=== Begin Enclosure ===
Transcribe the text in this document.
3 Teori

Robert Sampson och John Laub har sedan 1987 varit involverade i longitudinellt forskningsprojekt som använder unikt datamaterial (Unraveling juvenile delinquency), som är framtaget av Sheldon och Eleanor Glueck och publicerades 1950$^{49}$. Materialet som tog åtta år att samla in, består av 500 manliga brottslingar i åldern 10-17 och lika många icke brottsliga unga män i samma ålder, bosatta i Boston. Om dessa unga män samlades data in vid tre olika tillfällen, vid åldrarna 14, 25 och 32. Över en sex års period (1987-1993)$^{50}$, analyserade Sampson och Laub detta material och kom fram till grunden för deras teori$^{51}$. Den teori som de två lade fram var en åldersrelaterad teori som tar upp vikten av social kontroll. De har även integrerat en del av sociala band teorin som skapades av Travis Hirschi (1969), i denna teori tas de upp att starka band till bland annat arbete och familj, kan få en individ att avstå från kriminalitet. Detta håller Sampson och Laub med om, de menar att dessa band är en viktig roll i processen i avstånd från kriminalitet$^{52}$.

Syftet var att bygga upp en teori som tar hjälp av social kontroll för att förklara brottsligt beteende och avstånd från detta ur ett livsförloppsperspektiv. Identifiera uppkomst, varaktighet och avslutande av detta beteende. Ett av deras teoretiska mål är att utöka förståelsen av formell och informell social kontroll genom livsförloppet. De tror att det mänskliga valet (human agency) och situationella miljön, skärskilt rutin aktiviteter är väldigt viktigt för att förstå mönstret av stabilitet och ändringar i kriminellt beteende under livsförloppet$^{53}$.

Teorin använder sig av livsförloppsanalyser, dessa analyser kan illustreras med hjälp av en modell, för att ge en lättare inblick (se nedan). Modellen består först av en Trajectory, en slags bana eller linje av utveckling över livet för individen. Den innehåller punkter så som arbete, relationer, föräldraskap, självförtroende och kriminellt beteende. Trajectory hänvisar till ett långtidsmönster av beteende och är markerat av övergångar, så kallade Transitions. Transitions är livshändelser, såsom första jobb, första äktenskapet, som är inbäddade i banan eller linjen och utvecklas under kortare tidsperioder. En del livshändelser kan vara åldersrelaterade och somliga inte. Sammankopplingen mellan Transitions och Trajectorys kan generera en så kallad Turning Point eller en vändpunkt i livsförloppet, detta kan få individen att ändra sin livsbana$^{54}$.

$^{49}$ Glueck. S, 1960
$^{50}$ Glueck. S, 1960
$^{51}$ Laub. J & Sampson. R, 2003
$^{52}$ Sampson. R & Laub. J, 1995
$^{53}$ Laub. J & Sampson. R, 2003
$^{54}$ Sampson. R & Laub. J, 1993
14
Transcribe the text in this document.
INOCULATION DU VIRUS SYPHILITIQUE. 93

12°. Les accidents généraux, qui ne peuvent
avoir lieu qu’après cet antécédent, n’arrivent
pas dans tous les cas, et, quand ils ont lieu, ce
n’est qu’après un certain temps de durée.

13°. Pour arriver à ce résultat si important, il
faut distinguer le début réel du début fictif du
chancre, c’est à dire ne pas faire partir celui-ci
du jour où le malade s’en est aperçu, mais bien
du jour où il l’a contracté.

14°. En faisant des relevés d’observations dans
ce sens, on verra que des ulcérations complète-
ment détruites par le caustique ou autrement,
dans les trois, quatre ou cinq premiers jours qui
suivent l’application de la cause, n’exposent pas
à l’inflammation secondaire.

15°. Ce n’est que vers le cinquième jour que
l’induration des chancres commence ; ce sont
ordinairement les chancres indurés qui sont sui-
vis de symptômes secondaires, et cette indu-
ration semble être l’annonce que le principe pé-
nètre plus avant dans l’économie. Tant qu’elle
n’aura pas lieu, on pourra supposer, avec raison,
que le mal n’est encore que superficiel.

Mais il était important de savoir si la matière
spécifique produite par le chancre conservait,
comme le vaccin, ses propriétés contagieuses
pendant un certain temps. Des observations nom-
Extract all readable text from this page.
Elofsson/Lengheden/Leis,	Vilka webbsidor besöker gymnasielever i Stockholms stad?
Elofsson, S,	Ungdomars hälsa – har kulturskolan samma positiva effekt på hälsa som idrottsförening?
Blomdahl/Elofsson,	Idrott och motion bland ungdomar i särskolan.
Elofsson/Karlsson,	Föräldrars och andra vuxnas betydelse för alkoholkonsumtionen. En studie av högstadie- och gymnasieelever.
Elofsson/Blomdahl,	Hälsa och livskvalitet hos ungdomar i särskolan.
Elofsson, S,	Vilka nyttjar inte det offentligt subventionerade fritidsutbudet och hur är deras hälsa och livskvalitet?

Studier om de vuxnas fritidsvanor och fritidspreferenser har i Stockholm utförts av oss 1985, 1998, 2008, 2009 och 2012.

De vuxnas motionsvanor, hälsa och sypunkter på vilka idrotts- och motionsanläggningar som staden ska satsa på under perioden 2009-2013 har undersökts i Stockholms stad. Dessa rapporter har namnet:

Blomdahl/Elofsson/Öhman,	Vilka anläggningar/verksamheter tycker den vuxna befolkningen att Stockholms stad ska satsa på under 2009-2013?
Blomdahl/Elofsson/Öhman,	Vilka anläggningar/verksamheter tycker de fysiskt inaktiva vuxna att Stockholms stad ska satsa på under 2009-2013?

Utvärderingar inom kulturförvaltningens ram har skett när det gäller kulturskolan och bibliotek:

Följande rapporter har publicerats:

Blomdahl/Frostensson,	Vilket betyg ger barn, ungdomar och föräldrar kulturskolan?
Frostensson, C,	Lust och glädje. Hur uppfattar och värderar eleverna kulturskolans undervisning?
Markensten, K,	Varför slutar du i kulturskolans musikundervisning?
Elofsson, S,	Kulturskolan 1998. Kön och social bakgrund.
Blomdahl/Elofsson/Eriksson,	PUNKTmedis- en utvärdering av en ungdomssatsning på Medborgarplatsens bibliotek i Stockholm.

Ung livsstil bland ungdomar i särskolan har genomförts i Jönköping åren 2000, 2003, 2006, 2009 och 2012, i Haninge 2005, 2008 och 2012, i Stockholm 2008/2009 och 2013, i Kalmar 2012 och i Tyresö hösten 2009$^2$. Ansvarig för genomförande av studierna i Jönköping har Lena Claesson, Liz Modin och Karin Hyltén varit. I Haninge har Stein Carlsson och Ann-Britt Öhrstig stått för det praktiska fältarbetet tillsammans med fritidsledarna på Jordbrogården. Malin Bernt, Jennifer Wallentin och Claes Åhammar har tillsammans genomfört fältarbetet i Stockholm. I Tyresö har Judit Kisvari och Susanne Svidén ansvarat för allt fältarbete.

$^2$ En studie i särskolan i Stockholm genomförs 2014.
=== End Enclosure ===
## EXERCISE AIM
Each entry above needs to be retyped exactly as it appears.

## RESPONSE BELOW
Transcribe the text in this document.
3 Teori

Robert Sampson och John Laub har sedan 1987 varit involverade i longitudinellt forskningsprojekt som använder unikt datamaterial (Unraveling juvenile delinquency), som är framtaget av Sheldon och Eleanor Glueck och publicerades 1950$^{49}$. Materialet som tog åtta år att samla in, består av 500 manliga brottslingar i åldern 10-17 och lika många icke brottsliga unga män i samma ålder, bosatta i Boston. Om dessa unga män samlades data in vid tre olika tillfällen, vid åldrarna 14, 25 och 32. Över en sex års period (1987-1993)$^{50}$, analyserade Sampson och Laub detta material och kom fram till grunden för deras teori$^{51}$. Den teori som de två lade fram var en åldersrelaterad teori som tar upp vikten av social kontroll. De har även integrerat en del av sociala band teorin som skapades av Travis Hirschi (1969), i denna teori tas de upp att starka band till bland annat arbete och familj, kan få en individ att avstå från kriminalitet. Detta håller Sampson och Laub med om, de menar att dessa band är en viktig roll i processen i avstånd från kriminalitet$^{52}$.

Syftet var att bygga upp en teori som tar hjälp av social kontroll för att förklara brottsligt beteende och avstånd från detta ur ett livsförloppsperspektiv. Identifiera uppkomst, varaktighet och avslutande av detta beteende. Ett av deras teoretiska mål är att utöka förståelsen av formell och informell social kontroll genom livsförloppet. De tror att det mänskliga valet (human agency) och situationella miljön, skärskilt rutin aktiviteter är väldigt viktigt för att förstå mönstret av stabilitet och ändringar i kriminellt beteende under livsförloppet$^{53}$.

Teorin använder sig av livsförloppsanalyser, dessa analyser kan illustreras med hjälp av en modell, för att ge en lättare inblick (se nedan). Modellen består först av en Trajectory, en slags bana eller linje av utveckling över livet för individen. Den innehåller punkter så som arbete, relationer, föräldraskap, självförtroende och kriminellt beteende. Trajectory hänvisar till ett långtidsmönster av beteende och är markerat av övergångar, så kallade Transitions. Transitions är livshändelser, såsom första jobb, första äktenskapet, som är inbäddade i banan eller linjen och utvecklas under kortare tidsperioder. En del livshändelser kan vara åldersrelaterade och somliga inte. Sammankopplingen mellan Transitions och Trajectorys kan generera en så kallad Turning Point eller en vändpunkt i livsförloppet, detta kan få individen att ändra sin livsbana$^{54}$.

$^{49}$ Glueck. S, 1960
$^{50}$ Glueck. S, 1960
$^{51}$ Laub. J & Sampson. R, 2003
$^{52}$ Sampson. R & Laub. J, 1995
$^{53}$ Laub. J & Sampson. R, 2003
$^{54}$ Sampson. R & Laub. J, 1993
14
Transcribe the text in this document.
INOCULATION DU VIRUS SYPHILITIQUE. 93

12°. Les accidents généraux, qui ne peuvent
avoir lieu qu’après cet antécédent, n’arrivent
pas dans tous les cas, et, quand ils ont lieu, ce
n’est qu’après un certain temps de durée.

13°. Pour arriver à ce résultat si important, il
faut distinguer le début réel du début fictif du
chancre, c’est à dire ne pas faire partir celui-ci
du jour où le malade s’en est aperçu, mais bien
du jour où il l’a contracté.

14°. En faisant des relevés d’observations dans
ce sens, on verra que des ulcérations complète-
ment détruites par le caustique ou autrement,
dans les trois, quatre ou cinq premiers jours qui
suivent l’application de la cause, n’exposent pas
à l’inflammation secondaire.

15°. Ce n’est que vers le cinquième jour que
l’induration des chancres commence ; ce sont
ordinairement les chancres indurés qui sont sui-
vis de symptômes secondaires, et cette indu-
ration semble être l’annonce que le principe pé-
nètre plus avant dans l’économie. Tant qu’elle
n’aura pas lieu, on pourra supposer, avec raison,
que le mal n’est encore que superficiel.

Mais il était important de savoir si la matière
spécifique produite par le chancre conservait,
comme le vaccin, ses propriétés contagieuses
pendant un certain temps. Des observations nom-
Extract all readable text from this page.
Elofsson/Lengheden/Leis,	Vilka webbsidor besöker gymnasielever i Stockholms stad?
Elofsson, S,	Ungdomars hälsa – har kulturskolan samma positiva effekt på hälsa som idrottsförening?
Blomdahl/Elofsson,	Idrott och motion bland ungdomar i särskolan.
Elofsson/Karlsson,	Föräldrars och andra vuxnas betydelse för alkoholkonsumtionen. En studie av högstadie- och gymnasieelever.
Elofsson/Blomdahl,	Hälsa och livskvalitet hos ungdomar i särskolan.
Elofsson, S,	Vilka nyttjar inte det offentligt subventionerade fritidsutbudet och hur är deras hälsa och livskvalitet?

Studier om de vuxnas fritidsvanor och fritidspreferenser har i Stockholm utförts av oss 1985, 1998, 2008, 2009 och 2012.

De vuxnas motionsvanor, hälsa och sypunkter på vilka idrotts- och motionsanläggningar som staden ska satsa på under perioden 2009-2013 har undersökts i Stockholms stad. Dessa rapporter har namnet:

Blomdahl/Elofsson/Öhman,	Vilka anläggningar/verksamheter tycker den vuxna befolkningen att Stockholms stad ska satsa på under 2009-2013?
Blomdahl/Elofsson/Öhman,	Vilka anläggningar/verksamheter tycker de fysiskt inaktiva vuxna att Stockholms stad ska satsa på under 2009-2013?

Utvärderingar inom kulturförvaltningens ram har skett när det gäller kulturskolan och bibliotek:

Följande rapporter har publicerats:

Blomdahl/Frostensson,	Vilket betyg ger barn, ungdomar och föräldrar kulturskolan?
Frostensson, C,	Lust och glädje. Hur uppfattar och värderar eleverna kulturskolans undervisning?
Markensten, K,	Varför slutar du i kulturskolans musikundervisning?
Elofsson, S,	Kulturskolan 1998. Kön och social bakgrund.
Blomdahl/Elofsson/Eriksson,	PUNKTmedis- en utvärdering av en ungdomssatsning på Medborgarplatsens bibliotek i Stockholm.

Ung livsstil bland ungdomar i särskolan har genomförts i Jönköping åren 2000, 2003, 2006, 2009 och 2012, i Haninge 2005, 2008 och 2012, i Stockholm 2008/2009 och 2013, i Kalmar 2012 och i Tyresö hösten 2009$^2$. Ansvarig för genomförande av studierna i Jönköping har Lena Claesson, Liz Modin och Karin Hyltén varit. I Haninge har Stein Carlsson och Ann-Britt Öhrstig stått för det praktiska fältarbetet tillsammans med fritidsledarna på Jordbrogården. Malin Bernt, Jennifer Wallentin och Claes Åhammar har tillsammans genomfört fältarbetet i Stockholm. I Tyresö har Judit Kisvari och Susanne Svidén ansvarat för allt fältarbete.

$^2$ En studie i särskolan i Stockholm genomförs 2014.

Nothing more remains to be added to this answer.